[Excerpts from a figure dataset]
--*--

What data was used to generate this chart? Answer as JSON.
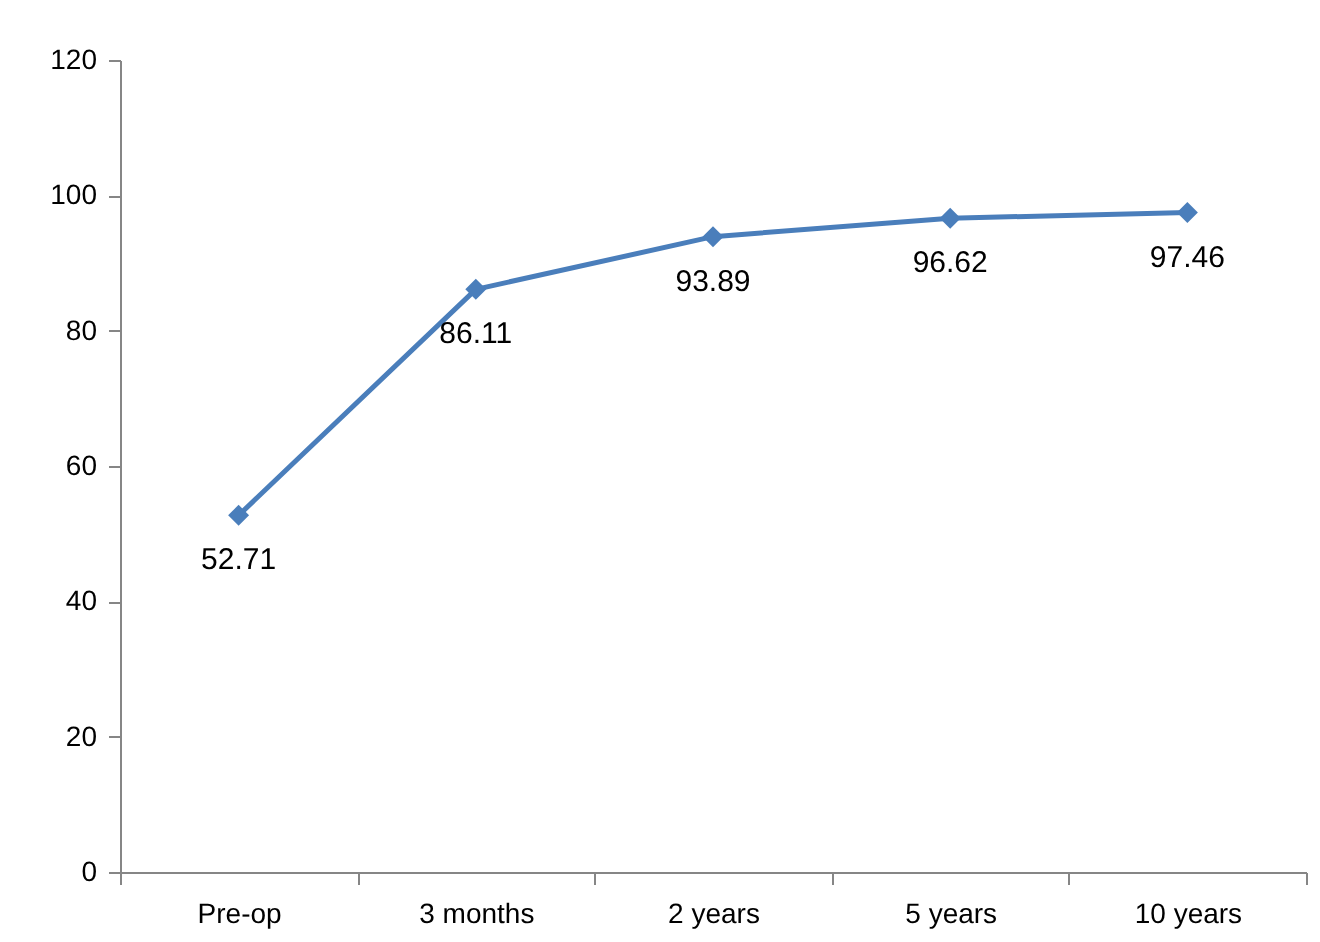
{
  "chart_data": {
    "type": "line",
    "categories": [
      "Pre-op",
      "3 months",
      "2 years",
      "5 years",
      "10 years"
    ],
    "series": [
      {
        "color": "#4a7ebb",
        "values": [
          52.71,
          86.11,
          93.89,
          96.62,
          97.46
        ]
      }
    ],
    "ylim": [
      0,
      120
    ],
    "yticks": [
      0,
      20,
      40,
      60,
      80,
      100,
      120
    ],
    "grid": false,
    "legend": false,
    "marker": "diamond",
    "line_style": "solid",
    "data_labels": true
  }
}
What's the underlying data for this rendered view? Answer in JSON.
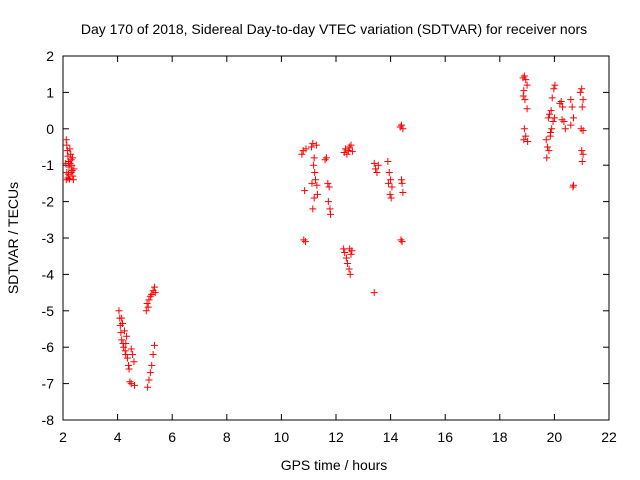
{
  "chart_data": {
    "type": "scatter",
    "title": "Day 170 of 2018, Sidereal Day-to-day VTEC variation (SDTVAR) for receiver nors",
    "xlabel": "GPS time / hours",
    "ylabel": "SDTVAR / TECUs",
    "xlim": [
      2,
      22
    ],
    "ylim": [
      -8,
      2
    ],
    "xticks": [
      2,
      4,
      6,
      8,
      10,
      12,
      14,
      16,
      18,
      20,
      22
    ],
    "yticks": [
      -8,
      -7,
      -6,
      -5,
      -4,
      -3,
      -2,
      -1,
      0,
      1,
      2
    ],
    "grid": false,
    "legend": "none",
    "marker": "+",
    "color": "#ff0000",
    "series": [
      {
        "name": "SDTVAR",
        "points": [
          [
            2.12,
            -0.3
          ],
          [
            2.14,
            -0.45
          ],
          [
            2.16,
            -0.6
          ],
          [
            2.18,
            -0.75
          ],
          [
            2.2,
            -0.9
          ],
          [
            2.22,
            -1.05
          ],
          [
            2.14,
            -1.2
          ],
          [
            2.18,
            -1.35
          ],
          [
            2.25,
            -0.55
          ],
          [
            2.28,
            -0.7
          ],
          [
            2.3,
            -0.85
          ],
          [
            2.32,
            -1.0
          ],
          [
            2.34,
            -1.15
          ],
          [
            2.36,
            -1.3
          ],
          [
            2.38,
            -1.4
          ],
          [
            2.4,
            -1.1
          ],
          [
            2.2,
            -1.25
          ],
          [
            2.26,
            -0.95
          ],
          [
            2.3,
            -1.2
          ],
          [
            2.35,
            -0.8
          ],
          [
            2.1,
            -0.95
          ],
          [
            2.12,
            -1.4
          ],
          [
            2.24,
            -1.38
          ],
          [
            4.05,
            -5.0
          ],
          [
            4.08,
            -5.2
          ],
          [
            4.1,
            -5.4
          ],
          [
            4.12,
            -5.6
          ],
          [
            4.15,
            -5.8
          ],
          [
            4.18,
            -5.35
          ],
          [
            4.2,
            -5.9
          ],
          [
            4.22,
            -6.0
          ],
          [
            4.25,
            -5.55
          ],
          [
            4.28,
            -6.1
          ],
          [
            4.3,
            -6.2
          ],
          [
            4.33,
            -5.7
          ],
          [
            4.36,
            -6.3
          ],
          [
            4.4,
            -6.5
          ],
          [
            4.42,
            -6.6
          ],
          [
            4.45,
            -6.95
          ],
          [
            4.5,
            -7.0
          ],
          [
            4.55,
            -6.2
          ],
          [
            4.6,
            -6.4
          ],
          [
            4.62,
            -7.05
          ],
          [
            4.15,
            -5.2
          ],
          [
            4.3,
            -5.9
          ],
          [
            4.5,
            -6.05
          ],
          [
            5.05,
            -5.0
          ],
          [
            5.08,
            -4.8
          ],
          [
            5.12,
            -4.9
          ],
          [
            5.15,
            -4.7
          ],
          [
            5.2,
            -4.6
          ],
          [
            5.25,
            -4.55
          ],
          [
            5.3,
            -4.45
          ],
          [
            5.35,
            -4.35
          ],
          [
            5.38,
            -4.5
          ],
          [
            5.1,
            -7.1
          ],
          [
            5.15,
            -6.9
          ],
          [
            5.2,
            -6.7
          ],
          [
            5.25,
            -6.5
          ],
          [
            5.3,
            -6.2
          ],
          [
            5.35,
            -5.95
          ],
          [
            10.75,
            -0.7
          ],
          [
            10.8,
            -0.6
          ],
          [
            10.85,
            -1.7
          ],
          [
            10.82,
            -3.05
          ],
          [
            10.88,
            -3.1
          ],
          [
            10.9,
            -0.55
          ],
          [
            11.1,
            -0.5
          ],
          [
            11.15,
            -0.4
          ],
          [
            11.2,
            -0.8
          ],
          [
            11.18,
            -1.0
          ],
          [
            11.22,
            -1.2
          ],
          [
            11.25,
            -1.4
          ],
          [
            11.3,
            -1.55
          ],
          [
            11.2,
            -1.9
          ],
          [
            11.15,
            -2.2
          ],
          [
            11.28,
            -0.45
          ],
          [
            11.32,
            -1.8
          ],
          [
            11.12,
            -1.5
          ],
          [
            11.6,
            -0.85
          ],
          [
            11.65,
            -0.8
          ],
          [
            11.7,
            -1.5
          ],
          [
            11.75,
            -1.6
          ],
          [
            11.72,
            -2.0
          ],
          [
            11.78,
            -2.2
          ],
          [
            11.8,
            -2.35
          ],
          [
            12.3,
            -0.65
          ],
          [
            12.35,
            -0.55
          ],
          [
            12.4,
            -0.7
          ],
          [
            12.45,
            -0.6
          ],
          [
            12.5,
            -0.5
          ],
          [
            12.55,
            -0.45
          ],
          [
            12.6,
            -0.62
          ],
          [
            12.28,
            -3.3
          ],
          [
            12.32,
            -3.4
          ],
          [
            12.38,
            -3.55
          ],
          [
            12.42,
            -3.7
          ],
          [
            12.48,
            -3.85
          ],
          [
            12.52,
            -4.0
          ],
          [
            12.5,
            -3.3
          ],
          [
            12.55,
            -3.45
          ],
          [
            12.58,
            -3.35
          ],
          [
            13.4,
            -0.95
          ],
          [
            13.45,
            -1.1
          ],
          [
            13.5,
            -1.2
          ],
          [
            13.55,
            -1.0
          ],
          [
            13.4,
            -4.5
          ],
          [
            13.9,
            -0.9
          ],
          [
            13.95,
            -1.2
          ],
          [
            14.0,
            -1.4
          ],
          [
            14.05,
            -1.6
          ],
          [
            13.98,
            -1.8
          ],
          [
            14.02,
            -1.9
          ],
          [
            13.92,
            -1.5
          ],
          [
            14.35,
            0.05
          ],
          [
            14.4,
            0.1
          ],
          [
            14.45,
            0.0
          ],
          [
            14.4,
            -1.4
          ],
          [
            14.42,
            -1.5
          ],
          [
            14.45,
            -1.75
          ],
          [
            14.38,
            -3.05
          ],
          [
            14.42,
            -3.1
          ],
          [
            18.85,
            1.4
          ],
          [
            18.9,
            1.45
          ],
          [
            18.95,
            1.35
          ],
          [
            19.0,
            1.2
          ],
          [
            18.88,
            1.05
          ],
          [
            18.92,
            0.8
          ],
          [
            19.0,
            0.55
          ],
          [
            18.9,
            0.0
          ],
          [
            18.95,
            -0.2
          ],
          [
            19.02,
            -0.35
          ],
          [
            18.88,
            -0.3
          ],
          [
            18.86,
            0.9
          ],
          [
            19.7,
            -0.3
          ],
          [
            19.75,
            -0.5
          ],
          [
            19.8,
            -0.6
          ],
          [
            19.85,
            -0.2
          ],
          [
            19.9,
            0.0
          ],
          [
            19.95,
            0.2
          ],
          [
            19.72,
            -0.8
          ],
          [
            19.78,
            0.3
          ],
          [
            19.82,
            0.4
          ],
          [
            19.88,
            0.5
          ],
          [
            19.92,
            0.85
          ],
          [
            19.98,
            1.1
          ],
          [
            20.02,
            1.2
          ],
          [
            19.86,
            -0.1
          ],
          [
            20.0,
            0.3
          ],
          [
            20.2,
            0.7
          ],
          [
            20.25,
            0.75
          ],
          [
            20.3,
            0.6
          ],
          [
            20.35,
            0.2
          ],
          [
            20.4,
            0.0
          ],
          [
            20.28,
            0.25
          ],
          [
            20.6,
            0.8
          ],
          [
            20.65,
            0.6
          ],
          [
            20.7,
            0.3
          ],
          [
            20.6,
            0.1
          ],
          [
            20.68,
            -1.6
          ],
          [
            20.7,
            -1.55
          ],
          [
            20.95,
            1.0
          ],
          [
            21.0,
            1.1
          ],
          [
            21.05,
            0.8
          ],
          [
            21.02,
            0.6
          ],
          [
            20.98,
            0.0
          ],
          [
            21.05,
            -0.05
          ],
          [
            21.0,
            -0.6
          ],
          [
            21.05,
            -0.7
          ],
          [
            21.02,
            -0.9
          ]
        ]
      }
    ]
  }
}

--*--

### Problem to work on
Gather every line containing the word "What" and copy it.

### Final result
What data was used to generate this chart? Answer as JSON.
What's the underlying data for this rendered view? Answer in JSON.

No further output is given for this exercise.